EXERCISE: Retype the full set of records. Keep every character identical.

DATA EXCERPTS:

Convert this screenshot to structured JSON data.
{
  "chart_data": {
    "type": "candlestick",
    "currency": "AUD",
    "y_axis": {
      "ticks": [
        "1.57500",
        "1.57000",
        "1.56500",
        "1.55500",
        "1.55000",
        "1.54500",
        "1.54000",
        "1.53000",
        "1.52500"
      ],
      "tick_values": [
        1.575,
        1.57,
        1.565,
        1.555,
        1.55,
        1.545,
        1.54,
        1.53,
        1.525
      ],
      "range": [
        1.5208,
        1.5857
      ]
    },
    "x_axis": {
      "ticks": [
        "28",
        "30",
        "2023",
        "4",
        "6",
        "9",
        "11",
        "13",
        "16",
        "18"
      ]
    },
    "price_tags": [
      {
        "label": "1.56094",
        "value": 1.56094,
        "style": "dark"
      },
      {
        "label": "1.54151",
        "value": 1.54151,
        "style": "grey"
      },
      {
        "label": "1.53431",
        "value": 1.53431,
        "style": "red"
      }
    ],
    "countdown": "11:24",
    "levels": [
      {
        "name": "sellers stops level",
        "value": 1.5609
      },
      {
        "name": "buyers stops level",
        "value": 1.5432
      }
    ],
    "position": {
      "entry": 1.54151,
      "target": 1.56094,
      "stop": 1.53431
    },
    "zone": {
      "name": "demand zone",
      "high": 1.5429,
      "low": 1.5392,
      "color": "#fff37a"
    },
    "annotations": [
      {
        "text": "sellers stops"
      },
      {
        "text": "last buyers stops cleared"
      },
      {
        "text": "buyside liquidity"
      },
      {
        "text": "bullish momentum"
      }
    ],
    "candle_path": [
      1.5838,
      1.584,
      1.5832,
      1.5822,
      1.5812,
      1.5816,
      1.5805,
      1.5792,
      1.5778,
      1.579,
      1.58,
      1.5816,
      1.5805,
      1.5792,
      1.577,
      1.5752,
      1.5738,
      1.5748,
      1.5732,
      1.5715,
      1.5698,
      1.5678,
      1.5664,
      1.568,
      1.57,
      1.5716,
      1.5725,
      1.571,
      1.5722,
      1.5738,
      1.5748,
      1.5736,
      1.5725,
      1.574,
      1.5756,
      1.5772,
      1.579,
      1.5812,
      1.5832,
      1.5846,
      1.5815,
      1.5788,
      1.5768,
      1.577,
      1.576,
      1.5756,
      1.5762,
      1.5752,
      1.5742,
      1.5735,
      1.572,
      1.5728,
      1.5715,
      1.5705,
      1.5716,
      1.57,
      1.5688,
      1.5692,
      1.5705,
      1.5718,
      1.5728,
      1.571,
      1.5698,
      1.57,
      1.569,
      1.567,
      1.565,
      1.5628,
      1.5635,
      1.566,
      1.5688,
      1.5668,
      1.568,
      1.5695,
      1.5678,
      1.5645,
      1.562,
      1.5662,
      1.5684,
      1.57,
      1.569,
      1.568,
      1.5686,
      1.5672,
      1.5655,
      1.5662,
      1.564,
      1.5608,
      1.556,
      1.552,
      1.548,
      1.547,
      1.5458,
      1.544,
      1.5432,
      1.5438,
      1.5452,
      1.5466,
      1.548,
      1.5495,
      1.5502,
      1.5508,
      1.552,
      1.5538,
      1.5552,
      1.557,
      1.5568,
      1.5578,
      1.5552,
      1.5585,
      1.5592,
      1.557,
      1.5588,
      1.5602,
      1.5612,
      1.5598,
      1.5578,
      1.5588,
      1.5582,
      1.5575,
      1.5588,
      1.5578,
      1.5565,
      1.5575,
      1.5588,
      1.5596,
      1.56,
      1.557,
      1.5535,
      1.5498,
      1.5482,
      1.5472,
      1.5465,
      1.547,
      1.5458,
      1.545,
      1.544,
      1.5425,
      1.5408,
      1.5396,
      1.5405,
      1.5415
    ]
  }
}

ANSWER TO THE TASK:
Convert this screenshot to structured JSON data.
{
  "chart_data": {
    "type": "candlestick",
    "currency": "AUD",
    "y_axis": {
      "ticks": [
        "1.57500",
        "1.57000",
        "1.56500",
        "1.55500",
        "1.55000",
        "1.54500",
        "1.54000",
        "1.53000",
        "1.52500"
      ],
      "tick_values": [
        1.575,
        1.57,
        1.565,
        1.555,
        1.55,
        1.545,
        1.54,
        1.53,
        1.525
      ],
      "range": [
        1.5208,
        1.5857
      ]
    },
    "x_axis": {
      "ticks": [
        "28",
        "30",
        "2023",
        "4",
        "6",
        "9",
        "11",
        "13",
        "16",
        "18"
      ]
    },
    "price_tags": [
      {
        "label": "1.56094",
        "value": 1.56094,
        "style": "dark"
      },
      {
        "label": "1.54151",
        "value": 1.54151,
        "style": "grey"
      },
      {
        "label": "1.53431",
        "value": 1.53431,
        "style": "red"
      }
    ],
    "countdown": "11:24",
    "levels": [
      {
        "name": "sellers stops level",
        "value": 1.5609
      },
      {
        "name": "buyers stops level",
        "value": 1.5432
      }
    ],
    "position": {
      "entry": 1.54151,
      "target": 1.56094,
      "stop": 1.53431
    },
    "zone": {
      "name": "demand zone",
      "high": 1.5429,
      "low": 1.5392,
      "color": "#fff37a"
    },
    "annotations": [
      {
        "text": "sellers stops"
      },
      {
        "text": "last buyers stops cleared"
      },
      {
        "text": "buyside liquidity"
      },
      {
        "text": "bullish momentum"
      }
    ],
    "candle_path": [
      1.5838,
      1.584,
      1.5832,
      1.5822,
      1.5812,
      1.5816,
      1.5805,
      1.5792,
      1.5778,
      1.579,
      1.58,
      1.5816,
      1.5805,
      1.5792,
      1.577,
      1.5752,
      1.5738,
      1.5748,
      1.5732,
      1.5715,
      1.5698,
      1.5678,
      1.5664,
      1.568,
      1.57,
      1.5716,
      1.5725,
      1.571,
      1.5722,
      1.5738,
      1.5748,
      1.5736,
      1.5725,
      1.574,
      1.5756,
      1.5772,
      1.579,
      1.5812,
      1.5832,
      1.5846,
      1.5815,
      1.5788,
      1.5768,
      1.577,
      1.576,
      1.5756,
      1.5762,
      1.5752,
      1.5742,
      1.5735,
      1.572,
      1.5728,
      1.5715,
      1.5705,
      1.5716,
      1.57,
      1.5688,
      1.5692,
      1.5705,
      1.5718,
      1.5728,
      1.571,
      1.5698,
      1.57,
      1.569,
      1.567,
      1.565,
      1.5628,
      1.5635,
      1.566,
      1.5688,
      1.5668,
      1.568,
      1.5695,
      1.5678,
      1.5645,
      1.562,
      1.5662,
      1.5684,
      1.57,
      1.569,
      1.568,
      1.5686,
      1.5672,
      1.5655,
      1.5662,
      1.564,
      1.5608,
      1.556,
      1.552,
      1.548,
      1.547,
      1.5458,
      1.544,
      1.5432,
      1.5438,
      1.5452,
      1.5466,
      1.548,
      1.5495,
      1.5502,
      1.5508,
      1.552,
      1.5538,
      1.5552,
      1.557,
      1.5568,
      1.5578,
      1.5552,
      1.5585,
      1.5592,
      1.557,
      1.5588,
      1.5602,
      1.5612,
      1.5598,
      1.5578,
      1.5588,
      1.5582,
      1.5575,
      1.5588,
      1.5578,
      1.5565,
      1.5575,
      1.5588,
      1.5596,
      1.56,
      1.557,
      1.5535,
      1.5498,
      1.5482,
      1.5472,
      1.5465,
      1.547,
      1.5458,
      1.545,
      1.544,
      1.5425,
      1.5408,
      1.5396,
      1.5405,
      1.5415
    ]
  }
}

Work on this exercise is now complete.